課題
記録の先頭の行から始めて、「Text: 14: 14 [228, 329, 241, 339]」を含む行で止め、その範囲の行を一字一句変えずに打ち直してください。最初の行と最後の行も含めます。

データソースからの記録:
•••

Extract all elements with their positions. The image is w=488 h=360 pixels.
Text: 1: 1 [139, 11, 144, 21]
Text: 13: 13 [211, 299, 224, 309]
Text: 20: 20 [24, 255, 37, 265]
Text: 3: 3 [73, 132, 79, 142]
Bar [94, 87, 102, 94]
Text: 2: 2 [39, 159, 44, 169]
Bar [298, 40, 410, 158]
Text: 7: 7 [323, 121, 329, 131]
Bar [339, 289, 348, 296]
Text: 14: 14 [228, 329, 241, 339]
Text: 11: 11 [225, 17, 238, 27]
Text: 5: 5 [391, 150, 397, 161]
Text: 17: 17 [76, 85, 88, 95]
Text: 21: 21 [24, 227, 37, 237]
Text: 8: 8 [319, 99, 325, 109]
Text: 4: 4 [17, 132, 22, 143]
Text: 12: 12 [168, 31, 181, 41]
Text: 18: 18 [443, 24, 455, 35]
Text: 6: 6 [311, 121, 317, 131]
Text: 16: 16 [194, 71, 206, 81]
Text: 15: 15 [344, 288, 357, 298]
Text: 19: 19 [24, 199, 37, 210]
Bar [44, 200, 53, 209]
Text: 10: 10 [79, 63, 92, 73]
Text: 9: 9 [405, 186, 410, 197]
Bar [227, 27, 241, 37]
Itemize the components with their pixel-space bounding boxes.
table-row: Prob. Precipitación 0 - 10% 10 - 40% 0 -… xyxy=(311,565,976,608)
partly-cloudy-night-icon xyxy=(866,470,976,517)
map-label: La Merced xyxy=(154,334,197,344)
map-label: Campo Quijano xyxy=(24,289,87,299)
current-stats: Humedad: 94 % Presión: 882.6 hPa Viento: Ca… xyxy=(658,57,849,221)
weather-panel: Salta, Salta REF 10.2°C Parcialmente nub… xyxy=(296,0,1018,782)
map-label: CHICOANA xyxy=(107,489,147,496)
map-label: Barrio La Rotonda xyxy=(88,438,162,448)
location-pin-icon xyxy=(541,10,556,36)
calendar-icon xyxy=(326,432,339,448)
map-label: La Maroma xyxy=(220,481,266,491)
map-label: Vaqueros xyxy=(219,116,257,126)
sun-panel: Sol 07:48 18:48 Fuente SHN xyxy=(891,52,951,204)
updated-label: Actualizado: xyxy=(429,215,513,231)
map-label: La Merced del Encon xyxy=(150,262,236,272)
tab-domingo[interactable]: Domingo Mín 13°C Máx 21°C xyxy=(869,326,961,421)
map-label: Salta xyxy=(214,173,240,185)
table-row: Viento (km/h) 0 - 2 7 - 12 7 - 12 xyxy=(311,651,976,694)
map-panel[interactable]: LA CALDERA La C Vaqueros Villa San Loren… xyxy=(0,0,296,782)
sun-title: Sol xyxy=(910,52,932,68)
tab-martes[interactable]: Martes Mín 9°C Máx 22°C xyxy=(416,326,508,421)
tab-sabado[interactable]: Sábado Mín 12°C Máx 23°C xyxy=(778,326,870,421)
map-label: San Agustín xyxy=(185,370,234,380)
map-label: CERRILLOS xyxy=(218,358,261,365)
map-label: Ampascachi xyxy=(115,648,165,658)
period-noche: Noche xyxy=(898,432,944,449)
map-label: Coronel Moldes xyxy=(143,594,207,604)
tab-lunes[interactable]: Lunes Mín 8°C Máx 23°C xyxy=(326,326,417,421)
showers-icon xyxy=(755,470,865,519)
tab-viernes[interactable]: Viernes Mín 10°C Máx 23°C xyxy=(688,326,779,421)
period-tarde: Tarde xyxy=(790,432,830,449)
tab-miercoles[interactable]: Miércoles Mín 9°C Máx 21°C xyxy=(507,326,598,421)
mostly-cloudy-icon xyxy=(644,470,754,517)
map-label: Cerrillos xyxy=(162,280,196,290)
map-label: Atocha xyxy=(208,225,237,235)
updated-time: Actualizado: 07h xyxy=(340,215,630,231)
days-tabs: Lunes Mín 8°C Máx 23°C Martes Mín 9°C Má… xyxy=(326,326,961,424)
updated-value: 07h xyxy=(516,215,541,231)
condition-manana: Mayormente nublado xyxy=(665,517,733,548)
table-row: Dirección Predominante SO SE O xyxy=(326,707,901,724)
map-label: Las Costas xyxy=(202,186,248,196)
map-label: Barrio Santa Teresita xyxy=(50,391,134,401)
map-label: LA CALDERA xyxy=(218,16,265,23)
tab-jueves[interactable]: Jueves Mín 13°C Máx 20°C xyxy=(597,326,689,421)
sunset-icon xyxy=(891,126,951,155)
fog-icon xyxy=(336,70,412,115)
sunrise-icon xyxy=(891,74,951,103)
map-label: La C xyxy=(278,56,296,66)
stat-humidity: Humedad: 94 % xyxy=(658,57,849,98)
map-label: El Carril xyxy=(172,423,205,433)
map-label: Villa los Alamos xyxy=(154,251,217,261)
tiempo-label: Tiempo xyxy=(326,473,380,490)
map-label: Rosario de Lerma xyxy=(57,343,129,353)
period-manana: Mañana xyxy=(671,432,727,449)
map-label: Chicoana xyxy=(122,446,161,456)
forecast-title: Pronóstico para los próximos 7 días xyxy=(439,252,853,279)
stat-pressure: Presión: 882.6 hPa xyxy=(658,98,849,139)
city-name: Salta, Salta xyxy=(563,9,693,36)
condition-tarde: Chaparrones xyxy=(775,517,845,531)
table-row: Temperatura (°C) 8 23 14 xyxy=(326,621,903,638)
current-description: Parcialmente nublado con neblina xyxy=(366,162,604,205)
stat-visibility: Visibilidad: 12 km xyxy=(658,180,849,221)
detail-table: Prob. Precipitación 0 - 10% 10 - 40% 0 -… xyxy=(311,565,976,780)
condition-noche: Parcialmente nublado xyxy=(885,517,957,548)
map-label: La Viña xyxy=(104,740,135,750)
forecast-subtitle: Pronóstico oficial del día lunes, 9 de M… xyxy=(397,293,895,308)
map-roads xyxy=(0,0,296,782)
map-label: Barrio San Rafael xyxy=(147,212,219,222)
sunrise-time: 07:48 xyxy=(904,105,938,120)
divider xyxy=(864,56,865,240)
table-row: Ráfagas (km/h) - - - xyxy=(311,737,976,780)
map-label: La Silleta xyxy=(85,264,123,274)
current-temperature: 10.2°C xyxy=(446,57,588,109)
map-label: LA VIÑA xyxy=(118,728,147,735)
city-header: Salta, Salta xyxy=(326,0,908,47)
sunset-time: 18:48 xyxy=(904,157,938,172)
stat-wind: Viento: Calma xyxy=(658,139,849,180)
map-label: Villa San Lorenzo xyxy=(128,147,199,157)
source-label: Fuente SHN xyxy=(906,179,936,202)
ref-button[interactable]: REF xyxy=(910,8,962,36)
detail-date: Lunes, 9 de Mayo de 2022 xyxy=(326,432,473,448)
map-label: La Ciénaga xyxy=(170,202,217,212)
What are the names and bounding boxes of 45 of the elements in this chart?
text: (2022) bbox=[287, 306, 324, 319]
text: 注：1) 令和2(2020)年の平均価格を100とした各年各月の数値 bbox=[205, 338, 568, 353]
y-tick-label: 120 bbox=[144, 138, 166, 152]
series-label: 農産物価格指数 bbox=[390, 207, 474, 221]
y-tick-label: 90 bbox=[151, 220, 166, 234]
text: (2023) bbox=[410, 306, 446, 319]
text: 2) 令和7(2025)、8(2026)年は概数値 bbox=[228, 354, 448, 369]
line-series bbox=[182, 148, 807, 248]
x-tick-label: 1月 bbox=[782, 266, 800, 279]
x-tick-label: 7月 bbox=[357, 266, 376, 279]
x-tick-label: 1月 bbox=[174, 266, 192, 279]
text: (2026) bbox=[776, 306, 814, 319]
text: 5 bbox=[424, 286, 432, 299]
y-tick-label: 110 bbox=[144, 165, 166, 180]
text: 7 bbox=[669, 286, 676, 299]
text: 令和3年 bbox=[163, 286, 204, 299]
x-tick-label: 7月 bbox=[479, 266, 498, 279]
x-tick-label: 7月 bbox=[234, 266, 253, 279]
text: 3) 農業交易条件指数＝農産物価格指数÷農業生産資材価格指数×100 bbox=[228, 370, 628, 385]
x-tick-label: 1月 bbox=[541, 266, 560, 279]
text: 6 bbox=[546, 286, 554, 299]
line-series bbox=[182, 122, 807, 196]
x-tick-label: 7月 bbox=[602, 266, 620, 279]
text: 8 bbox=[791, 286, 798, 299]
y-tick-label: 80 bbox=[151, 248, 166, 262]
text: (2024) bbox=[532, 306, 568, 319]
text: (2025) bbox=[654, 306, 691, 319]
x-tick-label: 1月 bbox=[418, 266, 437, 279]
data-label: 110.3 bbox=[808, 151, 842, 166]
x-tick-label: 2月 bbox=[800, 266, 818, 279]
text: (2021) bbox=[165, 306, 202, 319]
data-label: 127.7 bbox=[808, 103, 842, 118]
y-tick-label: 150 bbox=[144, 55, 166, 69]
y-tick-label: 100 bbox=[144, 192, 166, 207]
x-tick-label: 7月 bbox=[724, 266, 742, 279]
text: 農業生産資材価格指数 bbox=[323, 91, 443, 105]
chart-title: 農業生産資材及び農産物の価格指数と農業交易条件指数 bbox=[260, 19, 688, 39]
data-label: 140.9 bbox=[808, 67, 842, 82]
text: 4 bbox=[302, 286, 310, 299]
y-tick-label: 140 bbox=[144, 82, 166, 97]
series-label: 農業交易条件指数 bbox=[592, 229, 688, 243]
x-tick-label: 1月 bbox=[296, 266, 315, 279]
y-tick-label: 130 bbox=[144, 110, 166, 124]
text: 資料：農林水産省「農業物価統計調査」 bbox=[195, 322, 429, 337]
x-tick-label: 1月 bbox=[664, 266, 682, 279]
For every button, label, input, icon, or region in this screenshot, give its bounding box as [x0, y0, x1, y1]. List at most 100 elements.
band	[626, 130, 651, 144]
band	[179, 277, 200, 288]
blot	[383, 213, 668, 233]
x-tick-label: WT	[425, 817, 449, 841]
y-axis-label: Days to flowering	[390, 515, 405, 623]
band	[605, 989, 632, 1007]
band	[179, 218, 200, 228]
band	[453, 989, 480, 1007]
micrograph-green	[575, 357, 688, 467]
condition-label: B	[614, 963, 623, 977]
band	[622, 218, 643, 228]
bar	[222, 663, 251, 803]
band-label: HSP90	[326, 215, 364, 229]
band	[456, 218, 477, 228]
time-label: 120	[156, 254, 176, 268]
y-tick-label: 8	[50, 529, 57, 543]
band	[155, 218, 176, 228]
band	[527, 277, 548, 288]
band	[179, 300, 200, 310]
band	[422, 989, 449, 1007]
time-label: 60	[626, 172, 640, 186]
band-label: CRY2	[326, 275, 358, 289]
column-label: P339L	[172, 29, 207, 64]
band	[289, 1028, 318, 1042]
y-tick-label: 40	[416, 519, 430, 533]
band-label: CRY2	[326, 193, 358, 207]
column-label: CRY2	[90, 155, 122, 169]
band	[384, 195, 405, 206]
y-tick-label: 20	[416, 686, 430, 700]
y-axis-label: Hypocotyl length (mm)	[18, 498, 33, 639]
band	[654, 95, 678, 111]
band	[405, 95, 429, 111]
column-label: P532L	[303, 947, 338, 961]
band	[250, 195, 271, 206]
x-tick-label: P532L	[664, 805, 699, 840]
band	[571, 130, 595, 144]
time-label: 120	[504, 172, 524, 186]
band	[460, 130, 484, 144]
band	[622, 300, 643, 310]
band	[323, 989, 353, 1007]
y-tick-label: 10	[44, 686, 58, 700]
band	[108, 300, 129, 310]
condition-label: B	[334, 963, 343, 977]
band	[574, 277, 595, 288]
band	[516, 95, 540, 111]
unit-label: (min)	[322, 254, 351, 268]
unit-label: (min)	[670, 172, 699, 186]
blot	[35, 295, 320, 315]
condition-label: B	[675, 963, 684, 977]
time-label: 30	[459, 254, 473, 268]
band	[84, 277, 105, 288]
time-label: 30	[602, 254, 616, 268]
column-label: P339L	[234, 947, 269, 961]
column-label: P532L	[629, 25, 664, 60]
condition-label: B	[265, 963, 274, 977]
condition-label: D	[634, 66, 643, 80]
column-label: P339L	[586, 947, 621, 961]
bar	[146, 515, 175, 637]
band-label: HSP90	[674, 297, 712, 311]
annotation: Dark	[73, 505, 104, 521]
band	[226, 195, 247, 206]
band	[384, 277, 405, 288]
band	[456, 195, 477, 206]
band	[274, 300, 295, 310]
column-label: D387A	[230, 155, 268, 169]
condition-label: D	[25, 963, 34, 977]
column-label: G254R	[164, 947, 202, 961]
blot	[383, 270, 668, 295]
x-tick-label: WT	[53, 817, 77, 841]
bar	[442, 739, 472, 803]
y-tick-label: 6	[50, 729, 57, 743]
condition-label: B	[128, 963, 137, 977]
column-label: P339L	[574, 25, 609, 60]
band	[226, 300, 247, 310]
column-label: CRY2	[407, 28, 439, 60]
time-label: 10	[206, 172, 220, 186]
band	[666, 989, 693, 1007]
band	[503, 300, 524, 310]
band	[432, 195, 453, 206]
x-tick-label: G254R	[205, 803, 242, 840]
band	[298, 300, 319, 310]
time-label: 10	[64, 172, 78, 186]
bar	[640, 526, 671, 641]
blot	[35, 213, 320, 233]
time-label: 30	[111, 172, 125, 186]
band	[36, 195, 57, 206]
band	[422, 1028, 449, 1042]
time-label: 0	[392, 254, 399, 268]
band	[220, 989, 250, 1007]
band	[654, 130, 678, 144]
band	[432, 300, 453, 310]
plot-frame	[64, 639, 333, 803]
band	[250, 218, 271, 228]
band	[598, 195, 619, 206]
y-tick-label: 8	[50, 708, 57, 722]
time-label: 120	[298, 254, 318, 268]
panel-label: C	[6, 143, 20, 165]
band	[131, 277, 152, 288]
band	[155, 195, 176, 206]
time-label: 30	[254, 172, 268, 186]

•••

解答
Extract all elements with their positions. The image is w=488 h=360 pixels.
Text: 1: 1 [139, 11, 144, 21]
Text: 13: 13 [211, 299, 224, 309]
Text: 20: 20 [24, 255, 37, 265]
Text: 3: 3 [73, 132, 79, 142]
Bar [94, 87, 102, 94]
Text: 2: 2 [39, 159, 44, 169]
Bar [298, 40, 410, 158]
Text: 7: 7 [323, 121, 329, 131]
Bar [339, 289, 348, 296]
Text: 14: 14 [228, 329, 241, 339]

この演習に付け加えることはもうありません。